Your objective:
Exclude the pictures and return every line exactly as written.
═══ Material shown ═══
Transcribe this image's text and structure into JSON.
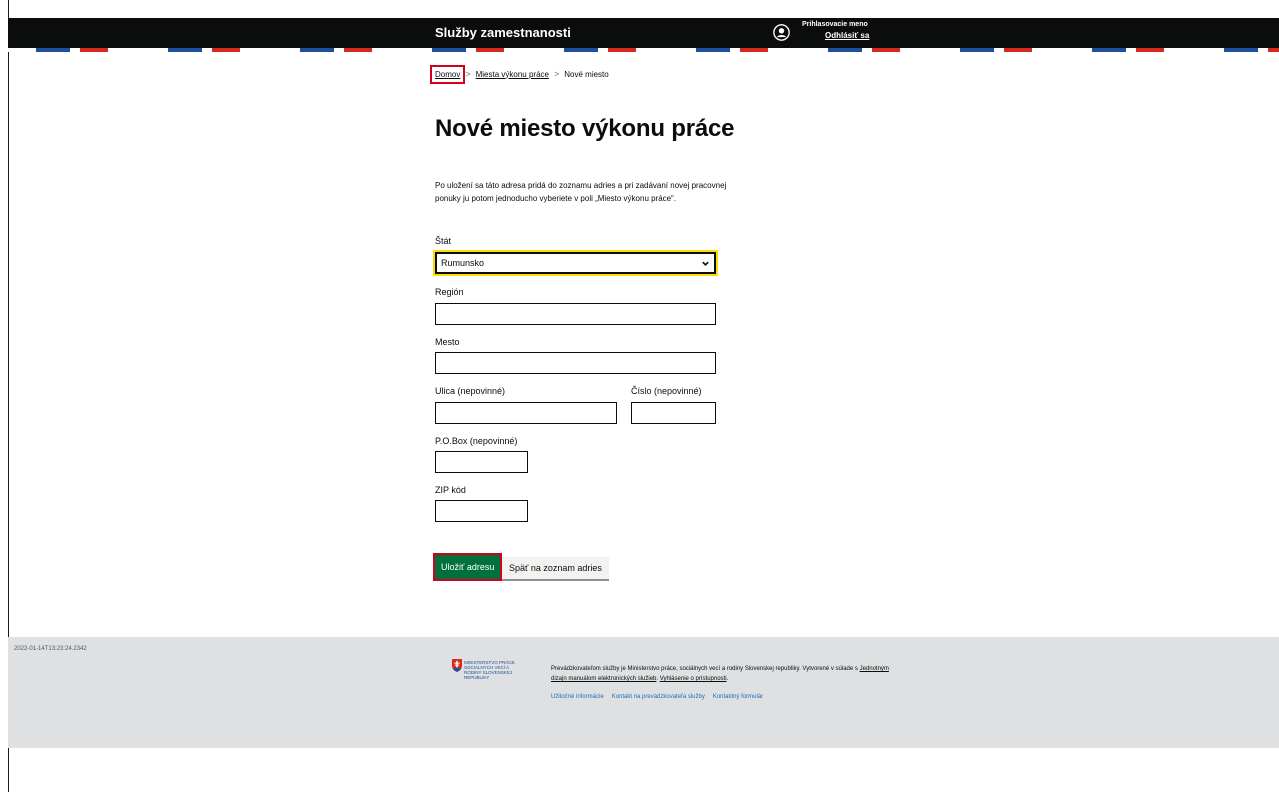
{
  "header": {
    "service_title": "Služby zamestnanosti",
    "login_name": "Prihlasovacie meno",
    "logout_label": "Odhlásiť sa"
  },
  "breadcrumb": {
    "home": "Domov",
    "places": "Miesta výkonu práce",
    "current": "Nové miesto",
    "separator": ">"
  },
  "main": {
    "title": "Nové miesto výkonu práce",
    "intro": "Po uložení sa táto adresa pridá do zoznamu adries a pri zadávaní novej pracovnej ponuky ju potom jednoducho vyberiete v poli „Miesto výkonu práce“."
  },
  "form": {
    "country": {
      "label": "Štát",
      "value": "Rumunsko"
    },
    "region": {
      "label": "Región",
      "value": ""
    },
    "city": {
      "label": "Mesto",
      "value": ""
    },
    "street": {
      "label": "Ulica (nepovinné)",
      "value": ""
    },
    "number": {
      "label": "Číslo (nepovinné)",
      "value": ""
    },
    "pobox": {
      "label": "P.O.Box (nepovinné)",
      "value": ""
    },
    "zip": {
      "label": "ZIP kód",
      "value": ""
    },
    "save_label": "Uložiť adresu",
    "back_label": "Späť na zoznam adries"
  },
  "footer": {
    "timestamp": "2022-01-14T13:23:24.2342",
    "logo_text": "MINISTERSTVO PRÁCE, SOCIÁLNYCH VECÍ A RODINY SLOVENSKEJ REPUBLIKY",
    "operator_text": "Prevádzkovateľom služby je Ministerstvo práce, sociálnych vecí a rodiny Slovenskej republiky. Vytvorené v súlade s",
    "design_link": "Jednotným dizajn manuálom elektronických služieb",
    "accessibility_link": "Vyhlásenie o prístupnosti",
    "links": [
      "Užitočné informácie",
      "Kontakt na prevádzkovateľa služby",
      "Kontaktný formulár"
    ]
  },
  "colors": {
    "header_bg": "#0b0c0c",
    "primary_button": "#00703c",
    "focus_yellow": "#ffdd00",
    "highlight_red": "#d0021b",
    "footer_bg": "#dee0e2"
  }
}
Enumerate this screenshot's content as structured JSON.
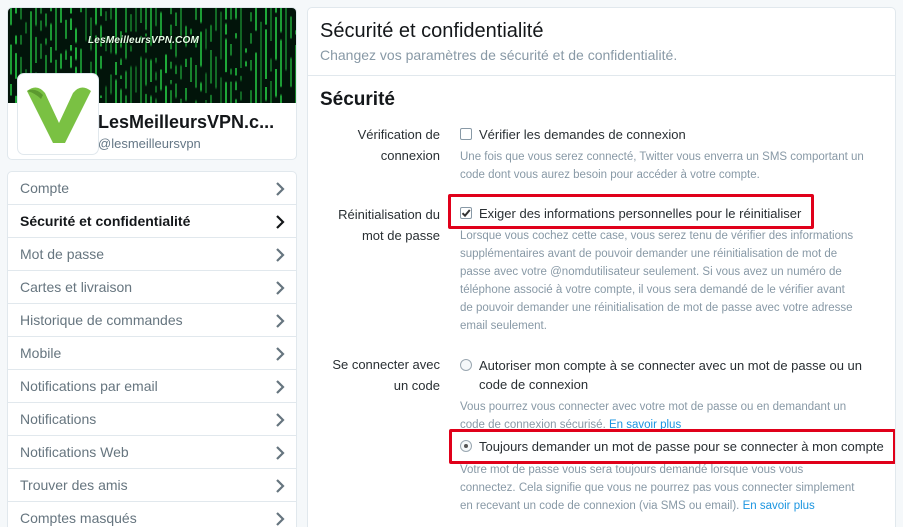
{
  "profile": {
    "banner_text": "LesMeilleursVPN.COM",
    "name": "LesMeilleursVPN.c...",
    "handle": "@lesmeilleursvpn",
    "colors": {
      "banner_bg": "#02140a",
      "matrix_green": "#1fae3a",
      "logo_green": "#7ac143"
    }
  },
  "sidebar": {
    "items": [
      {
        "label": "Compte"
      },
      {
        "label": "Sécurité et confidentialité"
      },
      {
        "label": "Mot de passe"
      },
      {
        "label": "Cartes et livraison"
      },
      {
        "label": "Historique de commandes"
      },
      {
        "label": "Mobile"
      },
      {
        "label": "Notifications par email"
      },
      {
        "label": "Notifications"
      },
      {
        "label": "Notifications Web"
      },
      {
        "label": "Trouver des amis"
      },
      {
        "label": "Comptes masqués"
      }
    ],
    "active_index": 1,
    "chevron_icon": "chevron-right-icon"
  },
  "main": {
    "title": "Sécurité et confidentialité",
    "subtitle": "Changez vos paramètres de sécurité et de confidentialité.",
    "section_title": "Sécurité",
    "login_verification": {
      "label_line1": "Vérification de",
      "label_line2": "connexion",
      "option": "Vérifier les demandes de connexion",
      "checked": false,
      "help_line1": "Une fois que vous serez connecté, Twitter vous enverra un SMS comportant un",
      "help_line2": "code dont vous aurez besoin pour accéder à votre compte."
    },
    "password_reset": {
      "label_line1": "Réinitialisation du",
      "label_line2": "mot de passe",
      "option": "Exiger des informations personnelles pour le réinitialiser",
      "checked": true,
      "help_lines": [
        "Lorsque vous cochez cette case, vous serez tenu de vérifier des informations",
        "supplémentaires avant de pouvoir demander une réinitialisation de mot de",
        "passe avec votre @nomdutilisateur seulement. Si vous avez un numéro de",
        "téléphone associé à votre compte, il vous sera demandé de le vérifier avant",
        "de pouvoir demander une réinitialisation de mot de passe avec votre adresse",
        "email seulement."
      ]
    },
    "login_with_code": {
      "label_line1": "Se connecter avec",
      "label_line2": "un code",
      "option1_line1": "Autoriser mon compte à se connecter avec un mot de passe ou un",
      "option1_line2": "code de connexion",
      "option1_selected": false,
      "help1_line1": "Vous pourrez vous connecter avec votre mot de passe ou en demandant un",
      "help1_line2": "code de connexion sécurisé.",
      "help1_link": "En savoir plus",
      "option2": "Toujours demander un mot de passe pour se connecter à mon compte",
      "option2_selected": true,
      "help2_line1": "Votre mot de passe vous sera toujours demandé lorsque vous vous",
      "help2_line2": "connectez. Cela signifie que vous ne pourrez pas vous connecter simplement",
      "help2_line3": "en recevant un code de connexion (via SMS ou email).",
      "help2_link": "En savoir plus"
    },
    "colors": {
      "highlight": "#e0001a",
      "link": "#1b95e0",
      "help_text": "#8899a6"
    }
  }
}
═══
Correct output:
Transcribe this image's text and structure into JSON.
{
  "header": {
    "service_title": "Služby zamestnanosti",
    "login_name": "Prihlasovacie meno",
    "logout_label": "Odhlásiť sa"
  },
  "breadcrumb": {
    "home": "Domov",
    "places": "Miesta výkonu práce",
    "current": "Nové miesto",
    "separator": ">"
  },
  "main": {
    "title": "Nové miesto výkonu práce",
    "intro": "Po uložení sa táto adresa pridá do zoznamu adries a pri zadávaní novej pracovnej ponuky ju potom jednoducho vyberiete v poli „Miesto výkonu práce“."
  },
  "form": {
    "country": {
      "label": "Štát",
      "value": "Rumunsko"
    },
    "region": {
      "label": "Región",
      "value": ""
    },
    "city": {
      "label": "Mesto",
      "value": ""
    },
    "street": {
      "label": "Ulica (nepovinné)",
      "value": ""
    },
    "number": {
      "label": "Číslo (nepovinné)",
      "value": ""
    },
    "pobox": {
      "label": "P.O.Box (nepovinné)",
      "value": ""
    },
    "zip": {
      "label": "ZIP kód",
      "value": ""
    },
    "save_label": "Uložiť adresu",
    "back_label": "Späť na zoznam adries"
  },
  "footer": {
    "timestamp": "2022-01-14T13:23:24.2342",
    "logo_text": "MINISTERSTVO PRÁCE, SOCIÁLNYCH VECÍ A RODINY SLOVENSKEJ REPUBLIKY",
    "operator_text": "Prevádzkovateľom služby je Ministerstvo práce, sociálnych vecí a rodiny Slovenskej republiky. Vytvorené v súlade s",
    "design_link": "Jednotným dizajn manuálom elektronických služieb",
    "accessibility_link": "Vyhlásenie o prístupnosti",
    "links": [
      "Užitočné informácie",
      "Kontakt na prevádzkovateľa služby",
      "Kontaktný formulár"
    ]
  },
  "colors": {
    "header_bg": "#0b0c0c",
    "primary_button": "#00703c",
    "focus_yellow": "#ffdd00",
    "highlight_red": "#d0021b",
    "footer_bg": "#dee0e2"
  }
}
Enumerate this screenshot's content as structured JSON.
{
  "profile": {
    "banner_text": "LesMeilleursVPN.COM",
    "name": "LesMeilleursVPN.c...",
    "handle": "@lesmeilleursvpn",
    "colors": {
      "banner_bg": "#02140a",
      "matrix_green": "#1fae3a",
      "logo_green": "#7ac143"
    }
  },
  "sidebar": {
    "items": [
      {
        "label": "Compte"
      },
      {
        "label": "Sécurité et confidentialité"
      },
      {
        "label": "Mot de passe"
      },
      {
        "label": "Cartes et livraison"
      },
      {
        "label": "Historique de commandes"
      },
      {
        "label": "Mobile"
      },
      {
        "label": "Notifications par email"
      },
      {
        "label": "Notifications"
      },
      {
        "label": "Notifications Web"
      },
      {
        "label": "Trouver des amis"
      },
      {
        "label": "Comptes masqués"
      }
    ],
    "active_index": 1,
    "chevron_icon": "chevron-right-icon"
  },
  "main": {
    "title": "Sécurité et confidentialité",
    "subtitle": "Changez vos paramètres de sécurité et de confidentialité.",
    "section_title": "Sécurité",
    "login_verification": {
      "label_line1": "Vérification de",
      "label_line2": "connexion",
      "option": "Vérifier les demandes de connexion",
      "checked": false,
      "help_line1": "Une fois que vous serez connecté, Twitter vous enverra un SMS comportant un",
      "help_line2": "code dont vous aurez besoin pour accéder à votre compte."
    },
    "password_reset": {
      "label_line1": "Réinitialisation du",
      "label_line2": "mot de passe",
      "option": "Exiger des informations personnelles pour le réinitialiser",
      "checked": true,
      "help_lines": [
        "Lorsque vous cochez cette case, vous serez tenu de vérifier des informations",
        "supplémentaires avant de pouvoir demander une réinitialisation de mot de",
        "passe avec votre @nomdutilisateur seulement. Si vous avez un numéro de",
        "téléphone associé à votre compte, il vous sera demandé de le vérifier avant",
        "de pouvoir demander une réinitialisation de mot de passe avec votre adresse",
        "email seulement."
      ]
    },
    "login_with_code": {
      "label_line1": "Se connecter avec",
      "label_line2": "un code",
      "option1_line1": "Autoriser mon compte à se connecter avec un mot de passe ou un",
      "option1_line2": "code de connexion",
      "option1_selected": false,
      "help1_line1": "Vous pourrez vous connecter avec votre mot de passe ou en demandant un",
      "help1_line2": "code de connexion sécurisé.",
      "help1_link": "En savoir plus",
      "option2": "Toujours demander un mot de passe pour se connecter à mon compte",
      "option2_selected": true,
      "help2_line1": "Votre mot de passe vous sera toujours demandé lorsque vous vous",
      "help2_line2": "connectez. Cela signifie que vous ne pourrez pas vous connecter simplement",
      "help2_line3": "en recevant un code de connexion (via SMS ou email).",
      "help2_link": "En savoir plus"
    },
    "colors": {
      "highlight": "#e0001a",
      "link": "#1b95e0",
      "help_text": "#8899a6"
    }
  }
}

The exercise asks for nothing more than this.